Questions on the material
[A] According to the Parakeet v3 benchmark write-up below, what is the average RTFx across all languages?
[B] Go on with the Parakeet v3 benchmark write-up from the point where it stops.

Excerpt to read
This benchmark establishes the baseline performance of Parakeet v3 on the FLEURS multilingual dataset before implementing script filtering for issue #512.

**Key Findings:**
- Polish shows 8.98% WER, confirming Cyrillic script confusion issue
- All languages maintain real-time performance (RTFx > 40x)
- Average RTFx across all languages: 62.6x
- Best performance: Italian (3.46% WER)
- Lowest performance: Greek (38.91% WER)

## Complete Results

| Language | Code | WER% | CER% | RTFx | Duration | Samples |
|----------|------|------|------|------|----------|---------|
| English (US) | en_us | 4.57 | 2.46 | 47.9x | 953.9s | 100 |
| Spanish (Spain) | es_419 | 3.80 | 1.59 | 67.6x | 1200.8s | 100 |
| Italian (Italy) | it_it | 3.46 | 1.35 | 86.1x | 1516.9s | 100 |
| French (France) | fr_fr | 6.59 | 2.86 | 50.0x | 1073.7s | 100 |
| German (Germany) | de_de | 5.92 | 2.69 | 53.8x | 1496.2s | 100 |
| Russian (Russia) | ru_ru | 7.01 | 2.01 | 64.1x | 1136.6s | 100 |
| Dutch (Netherlands) | nl_nl | 8.12 | 3.07 | 52.6x | 1009.6s | 100 |
| **Polish (Poland)** | **pl_pl** | **8.98** | **3.17** | **53.0x** | **964.7s** | **100** |
| Ukrainian (Ukraine) | uk_ua | 7.02 | 2.12 | 59.3x | 1098.1s | 100 |
| Slovak (Slovakia) | sk_sk | 13.96 | 5.39 | 46.2x | 1196.3s | 100 |
| Czech (Czechia) | cs_cz | 11.28 | 3.67 | 68.0x | 1239.0s | 100 |
| Bulgarian (Bulgaria) | bg_bg | 11.78 | 3.74 | 47.8x | 1021.9s | 100 |
| Croatian (Croatia) | hr_hr | 13.52 | 4.06 | 60.0x | 1025.7s | 100 |
| Romanian (Romania) | ro_ro | 15.02 | 4.63 | 68.2x | 1110.8s | 100 |
| Finnish (Finland) | fi_fi | 16.08 | 4.98 | 66.1x | 1348.5s | 100 |
| Hungarian (Hungary) | hu_hu | 19.52 | 6.52 | 84.8x | 1295.2s | 100 |
| Swedish (Sweden) | sv_se | 17.44 | 5.83 | 65.6x | 1079.0s | 100 |
| Estonian (Estonia) | et_ee | 19.66 | 4.31 | 68.8x | 1198.9s | 100 |
| Danish (Denmark) | da_dk | 19.62 | 7.56 | 56.9x | 1125.7s | 100 |
| Lithuanian (Lithuania) | lt_lt | 25.33 | 7.45 | 70.5x | 1055.8s | 100 |
| **Greek (Greece)** | **el_gr** | **38.91** | **15.45** | **72.1x** | **1098.7s** | **100** |
| Maltese (Malta) | mt_mt | 29.59 | 11.23 | 68.1x | 1399.1s | 100 |
| Latvian (Latvia) | lv_lv | 26.20 | 7.35 | 76.1x | 1176.1s | 100 |
| Slovenian (Slovenia) | sl_si | 27.10 | 9.83 | 43.0x | 940.0s | 100 |

**Polish** is highlighted as the target language for issue #512 (Cyrillic script confusion).

[Stored data]
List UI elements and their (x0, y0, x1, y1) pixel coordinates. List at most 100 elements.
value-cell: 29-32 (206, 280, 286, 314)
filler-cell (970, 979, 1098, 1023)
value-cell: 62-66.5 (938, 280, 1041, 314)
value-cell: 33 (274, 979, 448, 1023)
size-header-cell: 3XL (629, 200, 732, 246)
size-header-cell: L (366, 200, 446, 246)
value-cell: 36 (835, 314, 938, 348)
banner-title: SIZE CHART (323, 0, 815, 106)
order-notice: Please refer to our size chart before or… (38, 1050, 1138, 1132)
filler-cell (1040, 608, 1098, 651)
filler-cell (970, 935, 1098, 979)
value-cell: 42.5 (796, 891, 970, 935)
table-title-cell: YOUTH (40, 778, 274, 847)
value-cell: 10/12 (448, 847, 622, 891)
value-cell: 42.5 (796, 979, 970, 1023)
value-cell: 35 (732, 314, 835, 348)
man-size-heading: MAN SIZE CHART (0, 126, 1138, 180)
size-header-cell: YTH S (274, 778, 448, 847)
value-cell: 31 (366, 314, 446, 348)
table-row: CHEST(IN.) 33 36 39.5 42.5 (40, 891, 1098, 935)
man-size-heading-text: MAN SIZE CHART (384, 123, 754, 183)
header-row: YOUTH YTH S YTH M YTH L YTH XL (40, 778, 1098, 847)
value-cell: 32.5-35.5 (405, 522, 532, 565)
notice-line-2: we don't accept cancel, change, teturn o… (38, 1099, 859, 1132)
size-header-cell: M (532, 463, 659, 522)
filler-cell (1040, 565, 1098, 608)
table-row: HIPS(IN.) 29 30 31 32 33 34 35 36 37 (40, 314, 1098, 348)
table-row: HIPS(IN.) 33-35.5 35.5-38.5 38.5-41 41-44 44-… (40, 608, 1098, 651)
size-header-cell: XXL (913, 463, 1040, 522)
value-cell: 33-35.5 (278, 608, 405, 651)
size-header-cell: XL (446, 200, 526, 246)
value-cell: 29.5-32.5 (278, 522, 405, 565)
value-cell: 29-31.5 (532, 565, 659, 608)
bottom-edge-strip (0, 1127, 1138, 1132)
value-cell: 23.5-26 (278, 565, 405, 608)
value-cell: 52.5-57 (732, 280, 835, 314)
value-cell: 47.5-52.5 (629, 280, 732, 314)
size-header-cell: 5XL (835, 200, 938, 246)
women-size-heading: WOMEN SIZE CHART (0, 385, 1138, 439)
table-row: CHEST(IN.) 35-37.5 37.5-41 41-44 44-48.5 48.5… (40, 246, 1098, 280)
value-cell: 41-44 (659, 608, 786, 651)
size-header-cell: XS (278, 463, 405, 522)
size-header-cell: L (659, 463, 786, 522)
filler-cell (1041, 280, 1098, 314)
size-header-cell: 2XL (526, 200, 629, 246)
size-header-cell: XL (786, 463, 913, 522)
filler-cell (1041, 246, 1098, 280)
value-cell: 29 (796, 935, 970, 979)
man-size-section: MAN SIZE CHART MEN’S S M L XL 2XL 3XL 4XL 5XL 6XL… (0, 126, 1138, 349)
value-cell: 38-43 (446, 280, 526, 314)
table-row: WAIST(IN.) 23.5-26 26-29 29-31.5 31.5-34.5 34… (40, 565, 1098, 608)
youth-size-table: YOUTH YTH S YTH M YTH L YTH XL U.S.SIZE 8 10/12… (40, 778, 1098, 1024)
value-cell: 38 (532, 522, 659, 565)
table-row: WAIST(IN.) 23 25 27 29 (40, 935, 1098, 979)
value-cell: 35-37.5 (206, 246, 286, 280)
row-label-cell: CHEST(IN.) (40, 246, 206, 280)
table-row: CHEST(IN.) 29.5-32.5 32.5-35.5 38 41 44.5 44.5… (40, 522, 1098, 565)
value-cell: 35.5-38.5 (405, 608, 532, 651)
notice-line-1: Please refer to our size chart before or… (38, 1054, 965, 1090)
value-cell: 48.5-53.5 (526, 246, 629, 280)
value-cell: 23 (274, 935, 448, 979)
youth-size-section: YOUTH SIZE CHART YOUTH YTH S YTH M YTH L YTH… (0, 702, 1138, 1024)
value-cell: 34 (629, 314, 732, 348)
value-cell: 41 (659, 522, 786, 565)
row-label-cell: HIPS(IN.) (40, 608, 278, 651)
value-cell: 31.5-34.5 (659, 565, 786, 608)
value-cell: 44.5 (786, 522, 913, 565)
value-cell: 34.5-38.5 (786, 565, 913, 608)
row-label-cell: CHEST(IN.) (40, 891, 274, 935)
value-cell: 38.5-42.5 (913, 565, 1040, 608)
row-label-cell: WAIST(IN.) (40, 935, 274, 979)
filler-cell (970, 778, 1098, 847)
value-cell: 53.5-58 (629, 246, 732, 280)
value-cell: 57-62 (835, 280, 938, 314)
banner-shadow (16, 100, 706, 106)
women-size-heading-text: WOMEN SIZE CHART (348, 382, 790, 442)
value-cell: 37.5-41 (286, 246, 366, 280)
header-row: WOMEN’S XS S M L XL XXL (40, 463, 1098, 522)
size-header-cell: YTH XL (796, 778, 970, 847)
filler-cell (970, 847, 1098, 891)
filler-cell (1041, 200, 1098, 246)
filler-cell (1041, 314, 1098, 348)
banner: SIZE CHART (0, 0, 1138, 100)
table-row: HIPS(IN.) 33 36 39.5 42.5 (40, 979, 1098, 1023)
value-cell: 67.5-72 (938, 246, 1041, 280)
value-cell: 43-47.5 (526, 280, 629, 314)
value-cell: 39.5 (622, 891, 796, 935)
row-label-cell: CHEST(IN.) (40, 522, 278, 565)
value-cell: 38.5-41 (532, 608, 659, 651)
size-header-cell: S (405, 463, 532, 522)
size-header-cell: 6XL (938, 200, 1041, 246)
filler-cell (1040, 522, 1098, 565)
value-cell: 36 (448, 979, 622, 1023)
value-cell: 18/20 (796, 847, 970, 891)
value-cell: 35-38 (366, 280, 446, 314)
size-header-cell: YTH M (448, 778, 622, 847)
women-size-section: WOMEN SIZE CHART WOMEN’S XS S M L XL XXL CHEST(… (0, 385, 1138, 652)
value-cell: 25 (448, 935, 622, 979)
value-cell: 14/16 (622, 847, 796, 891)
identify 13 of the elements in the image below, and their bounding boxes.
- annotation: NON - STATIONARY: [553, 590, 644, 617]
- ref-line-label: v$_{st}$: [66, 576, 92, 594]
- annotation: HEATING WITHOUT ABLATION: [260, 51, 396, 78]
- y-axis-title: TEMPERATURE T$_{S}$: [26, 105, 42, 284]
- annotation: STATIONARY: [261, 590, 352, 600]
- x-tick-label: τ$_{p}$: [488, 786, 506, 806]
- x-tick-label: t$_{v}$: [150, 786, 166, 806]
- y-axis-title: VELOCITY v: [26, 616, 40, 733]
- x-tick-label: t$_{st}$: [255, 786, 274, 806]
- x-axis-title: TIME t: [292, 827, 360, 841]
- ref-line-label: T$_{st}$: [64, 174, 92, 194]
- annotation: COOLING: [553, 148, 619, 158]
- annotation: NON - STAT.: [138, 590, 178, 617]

Task-by-task answers
[A] 62.6x

[B]
**Greek** shows the highest WER, indicating potential room for improvement.

## Performance Categories

### Excellent (WER < 5%)
- 🥇 Italian: 3.46%
- 🥈 Spanish: 3.80%
- 🥉 English: 4.57%

### Very Good (WER 5-7%)
- German: 5.92%
- French: 6.59%
- Russian: 7.01%
- Ukrainian: 7.02%

### Good (WER 8-10%)
- Dutch: 8.12%
- Polish: 8.98% ← **Target for script filtering improvement**

### Moderate (WER 11-16%)
- Czech: 11.28%
- Bulgarian: 11.78%
- Croatian: 13.52%
- Slovak: 13.96%
- Romanian: 15.02%
- Finnish: 16.08%

### Fair (WER 17-20%)
- Swedish: 17.44%
- Danish: 19.62%
- Hungarian: 19.52%
- Estonian: 19.66%

### Lower (WER > 20%)
- Lithuanian: 25.33%
- Latvian: 26.20%
- Slovenian: 27.10%
- Maltese: 29.59%
- Greek: 38.91%

## Methodology

- **Model**: Parakeet TDT v3 (0.6B) with standard JointDecision (argmax only)
- **Dataset**: FLEURS multilingual benchmark
- **Sample Size**: 100 utterances per language
- **Evaluation**: Levenshtein distance for WER/CER calculation
- **Hardware**: Apple Silicon (M-series)
- **Compute Units**: Neural Engine + GPU

## Next Steps

1. Implement script filtering using JointDecisionv3 (top-K outputs)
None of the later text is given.